---------- Extracted information

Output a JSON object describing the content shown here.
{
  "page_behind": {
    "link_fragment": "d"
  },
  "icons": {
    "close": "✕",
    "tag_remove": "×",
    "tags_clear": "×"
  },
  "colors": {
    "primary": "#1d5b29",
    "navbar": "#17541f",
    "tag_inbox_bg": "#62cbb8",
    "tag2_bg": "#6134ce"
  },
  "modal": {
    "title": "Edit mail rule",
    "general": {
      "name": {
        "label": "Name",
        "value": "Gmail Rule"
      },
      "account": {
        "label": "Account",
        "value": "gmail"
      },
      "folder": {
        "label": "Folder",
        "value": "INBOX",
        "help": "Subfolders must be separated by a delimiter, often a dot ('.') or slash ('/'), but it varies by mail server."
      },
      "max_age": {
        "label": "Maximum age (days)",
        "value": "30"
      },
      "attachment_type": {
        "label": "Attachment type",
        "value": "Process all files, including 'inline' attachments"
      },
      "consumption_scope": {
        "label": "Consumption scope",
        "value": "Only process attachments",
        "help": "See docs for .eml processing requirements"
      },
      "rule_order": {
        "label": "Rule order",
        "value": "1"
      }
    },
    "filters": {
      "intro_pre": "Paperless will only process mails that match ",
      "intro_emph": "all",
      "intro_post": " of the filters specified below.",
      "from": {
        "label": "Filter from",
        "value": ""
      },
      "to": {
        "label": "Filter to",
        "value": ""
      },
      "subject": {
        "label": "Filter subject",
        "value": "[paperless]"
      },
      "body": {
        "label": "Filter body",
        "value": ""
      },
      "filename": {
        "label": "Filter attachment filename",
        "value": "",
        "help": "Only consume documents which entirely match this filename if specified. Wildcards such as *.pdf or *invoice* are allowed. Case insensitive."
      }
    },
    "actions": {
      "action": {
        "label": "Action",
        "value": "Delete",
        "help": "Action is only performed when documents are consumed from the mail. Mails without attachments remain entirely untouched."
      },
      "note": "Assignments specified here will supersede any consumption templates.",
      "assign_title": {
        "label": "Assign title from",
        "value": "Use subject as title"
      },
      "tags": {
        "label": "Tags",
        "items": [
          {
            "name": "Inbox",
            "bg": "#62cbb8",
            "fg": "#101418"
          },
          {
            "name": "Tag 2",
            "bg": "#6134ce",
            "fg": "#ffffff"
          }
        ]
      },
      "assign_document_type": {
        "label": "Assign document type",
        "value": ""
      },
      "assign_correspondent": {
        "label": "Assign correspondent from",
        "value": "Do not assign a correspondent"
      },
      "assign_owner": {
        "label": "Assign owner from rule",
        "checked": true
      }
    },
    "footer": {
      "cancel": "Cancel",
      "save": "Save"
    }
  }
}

--------------------

Written problem: Extract the data in full. Keep it word for word.

Exercise response:
Output a JSON object describing the content shown here.
{
  "page_behind": {
    "link_fragment": "d"
  },
  "icons": {
    "close": "✕",
    "tag_remove": "×",
    "tags_clear": "×"
  },
  "colors": {
    "primary": "#1d5b29",
    "navbar": "#17541f",
    "tag_inbox_bg": "#62cbb8",
    "tag2_bg": "#6134ce"
  },
  "modal": {
    "title": "Edit mail rule",
    "general": {
      "name": {
        "label": "Name",
        "value": "Gmail Rule"
      },
      "account": {
        "label": "Account",
        "value": "gmail"
      },
      "folder": {
        "label": "Folder",
        "value": "INBOX",
        "help": "Subfolders must be separated by a delimiter, often a dot ('.') or slash ('/'), but it varies by mail server."
      },
      "max_age": {
        "label": "Maximum age (days)",
        "value": "30"
      },
      "attachment_type": {
        "label": "Attachment type",
        "value": "Process all files, including 'inline' attachments"
      },
      "consumption_scope": {
        "label": "Consumption scope",
        "value": "Only process attachments",
        "help": "See docs for .eml processing requirements"
      },
      "rule_order": {
        "label": "Rule order",
        "value": "1"
      }
    },
    "filters": {
      "intro_pre": "Paperless will only process mails that match ",
      "intro_emph": "all",
      "intro_post": " of the filters specified below.",
      "from": {
        "label": "Filter from",
        "value": ""
      },
      "to": {
        "label": "Filter to",
        "value": ""
      },
      "subject": {
        "label": "Filter subject",
        "value": "[paperless]"
      },
      "body": {
        "label": "Filter body",
        "value": ""
      },
      "filename": {
        "label": "Filter attachment filename",
        "value": "",
        "help": "Only consume documents which entirely match this filename if specified. Wildcards such as *.pdf or *invoice* are allowed. Case insensitive."
      }
    },
    "actions": {
      "action": {
        "label": "Action",
        "value": "Delete",
        "help": "Action is only performed when documents are consumed from the mail. Mails without attachments remain entirely untouched."
      },
      "note": "Assignments specified here will supersede any consumption templates.",
      "assign_title": {
        "label": "Assign title from",
        "value": "Use subject as title"
      },
      "tags": {
        "label": "Tags",
        "items": [
          {
            "name": "Inbox",
            "bg": "#62cbb8",
            "fg": "#101418"
          },
          {
            "name": "Tag 2",
            "bg": "#6134ce",
            "fg": "#ffffff"
          }
        ]
      },
      "assign_document_type": {
        "label": "Assign document type",
        "value": ""
      },
      "assign_correspondent": {
        "label": "Assign correspondent from",
        "value": "Do not assign a correspondent"
      },
      "assign_owner": {
        "label": "Assign owner from rule",
        "checked": true
      }
    },
    "footer": {
      "cancel": "Cancel",
      "save": "Save"
    }
  }
}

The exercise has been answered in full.